## Exercise objective
Gather the lines from the material that contain "doux".

>> Begin Recorded data

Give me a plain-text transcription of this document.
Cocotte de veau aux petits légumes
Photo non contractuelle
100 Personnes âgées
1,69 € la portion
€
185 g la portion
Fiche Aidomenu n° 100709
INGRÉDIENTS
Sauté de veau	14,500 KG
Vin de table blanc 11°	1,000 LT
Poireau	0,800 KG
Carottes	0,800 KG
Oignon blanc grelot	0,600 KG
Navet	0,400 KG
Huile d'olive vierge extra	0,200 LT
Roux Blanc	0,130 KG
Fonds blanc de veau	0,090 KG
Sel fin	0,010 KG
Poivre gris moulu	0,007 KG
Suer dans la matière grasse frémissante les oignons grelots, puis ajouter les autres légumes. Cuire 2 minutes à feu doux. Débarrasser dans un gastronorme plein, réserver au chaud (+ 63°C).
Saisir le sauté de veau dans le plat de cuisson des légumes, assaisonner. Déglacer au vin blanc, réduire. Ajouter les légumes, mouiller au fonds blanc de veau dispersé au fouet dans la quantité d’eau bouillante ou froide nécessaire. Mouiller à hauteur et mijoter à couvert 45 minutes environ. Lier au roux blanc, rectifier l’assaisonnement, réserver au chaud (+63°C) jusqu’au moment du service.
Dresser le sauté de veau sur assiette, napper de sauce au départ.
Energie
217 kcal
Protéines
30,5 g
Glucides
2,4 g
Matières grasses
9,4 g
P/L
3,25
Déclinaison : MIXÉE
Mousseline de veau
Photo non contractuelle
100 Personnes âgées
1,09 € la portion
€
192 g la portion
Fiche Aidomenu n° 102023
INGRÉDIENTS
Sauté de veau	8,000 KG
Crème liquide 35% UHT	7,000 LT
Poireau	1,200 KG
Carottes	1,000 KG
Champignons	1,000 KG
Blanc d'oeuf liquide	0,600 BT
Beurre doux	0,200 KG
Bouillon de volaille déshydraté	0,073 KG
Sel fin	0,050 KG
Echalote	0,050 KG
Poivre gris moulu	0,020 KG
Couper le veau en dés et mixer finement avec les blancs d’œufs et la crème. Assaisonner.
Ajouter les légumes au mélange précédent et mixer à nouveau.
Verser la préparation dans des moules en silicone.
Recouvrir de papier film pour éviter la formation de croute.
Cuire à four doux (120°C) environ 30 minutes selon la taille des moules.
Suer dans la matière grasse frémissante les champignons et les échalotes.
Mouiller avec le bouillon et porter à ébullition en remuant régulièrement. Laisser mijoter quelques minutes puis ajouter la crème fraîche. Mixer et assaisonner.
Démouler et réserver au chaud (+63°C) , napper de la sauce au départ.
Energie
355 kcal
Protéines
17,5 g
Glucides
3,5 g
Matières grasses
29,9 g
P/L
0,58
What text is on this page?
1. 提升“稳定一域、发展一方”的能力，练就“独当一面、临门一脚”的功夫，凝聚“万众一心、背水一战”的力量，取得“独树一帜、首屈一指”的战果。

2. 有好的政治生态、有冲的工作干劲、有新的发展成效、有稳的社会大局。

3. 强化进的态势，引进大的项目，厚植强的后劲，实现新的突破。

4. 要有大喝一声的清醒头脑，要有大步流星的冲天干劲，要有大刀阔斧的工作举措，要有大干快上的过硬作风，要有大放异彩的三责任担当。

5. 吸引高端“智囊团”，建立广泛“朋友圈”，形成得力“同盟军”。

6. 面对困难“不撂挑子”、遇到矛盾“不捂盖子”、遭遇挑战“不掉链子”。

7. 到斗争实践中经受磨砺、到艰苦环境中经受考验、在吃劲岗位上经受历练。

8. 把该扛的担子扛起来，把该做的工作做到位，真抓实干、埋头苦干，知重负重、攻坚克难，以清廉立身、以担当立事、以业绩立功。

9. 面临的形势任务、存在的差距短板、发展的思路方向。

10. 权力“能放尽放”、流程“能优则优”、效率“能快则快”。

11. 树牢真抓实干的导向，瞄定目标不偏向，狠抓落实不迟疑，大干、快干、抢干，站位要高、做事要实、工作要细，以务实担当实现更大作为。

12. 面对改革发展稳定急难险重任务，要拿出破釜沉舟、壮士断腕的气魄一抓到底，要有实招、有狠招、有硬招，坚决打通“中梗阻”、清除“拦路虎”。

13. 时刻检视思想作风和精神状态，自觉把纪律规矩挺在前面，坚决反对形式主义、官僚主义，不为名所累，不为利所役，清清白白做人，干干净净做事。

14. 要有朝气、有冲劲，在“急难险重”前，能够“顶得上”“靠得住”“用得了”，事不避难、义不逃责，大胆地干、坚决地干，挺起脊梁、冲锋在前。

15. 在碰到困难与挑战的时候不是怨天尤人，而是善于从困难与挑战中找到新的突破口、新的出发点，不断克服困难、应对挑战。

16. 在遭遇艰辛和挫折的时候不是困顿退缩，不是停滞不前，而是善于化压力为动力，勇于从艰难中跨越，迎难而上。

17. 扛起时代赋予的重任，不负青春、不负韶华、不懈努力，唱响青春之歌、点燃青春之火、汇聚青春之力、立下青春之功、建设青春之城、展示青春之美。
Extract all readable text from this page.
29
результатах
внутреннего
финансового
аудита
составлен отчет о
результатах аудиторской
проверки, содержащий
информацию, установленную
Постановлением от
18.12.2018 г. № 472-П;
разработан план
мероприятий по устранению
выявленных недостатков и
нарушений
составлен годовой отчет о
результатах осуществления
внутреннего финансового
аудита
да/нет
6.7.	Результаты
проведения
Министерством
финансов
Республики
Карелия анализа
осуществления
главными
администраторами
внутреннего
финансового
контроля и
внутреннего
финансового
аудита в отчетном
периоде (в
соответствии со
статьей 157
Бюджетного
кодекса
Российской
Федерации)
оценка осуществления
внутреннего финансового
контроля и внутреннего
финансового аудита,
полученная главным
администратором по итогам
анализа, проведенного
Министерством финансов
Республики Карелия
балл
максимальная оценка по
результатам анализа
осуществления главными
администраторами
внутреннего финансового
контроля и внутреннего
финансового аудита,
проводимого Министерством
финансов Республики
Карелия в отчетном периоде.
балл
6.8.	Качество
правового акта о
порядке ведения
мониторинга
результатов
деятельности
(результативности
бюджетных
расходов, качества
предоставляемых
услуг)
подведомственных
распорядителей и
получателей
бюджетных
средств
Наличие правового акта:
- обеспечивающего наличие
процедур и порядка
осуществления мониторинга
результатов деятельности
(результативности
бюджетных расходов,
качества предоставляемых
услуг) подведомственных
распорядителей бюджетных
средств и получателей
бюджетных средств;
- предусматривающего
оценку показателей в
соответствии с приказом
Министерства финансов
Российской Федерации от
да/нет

>> End Recorded data

## Written solution
Suer dans la matière grasse frémissante les oignons grelots, puis ajouter les autres légumes. Cuire 2 minutes à feu doux. Débarrasser dans un gastronorme plein, réserver au chaud (+ 63°C).
Beurre doux	0,200 KG
Cuire à four doux (120°C) environ 30 minutes selon la taille des moules.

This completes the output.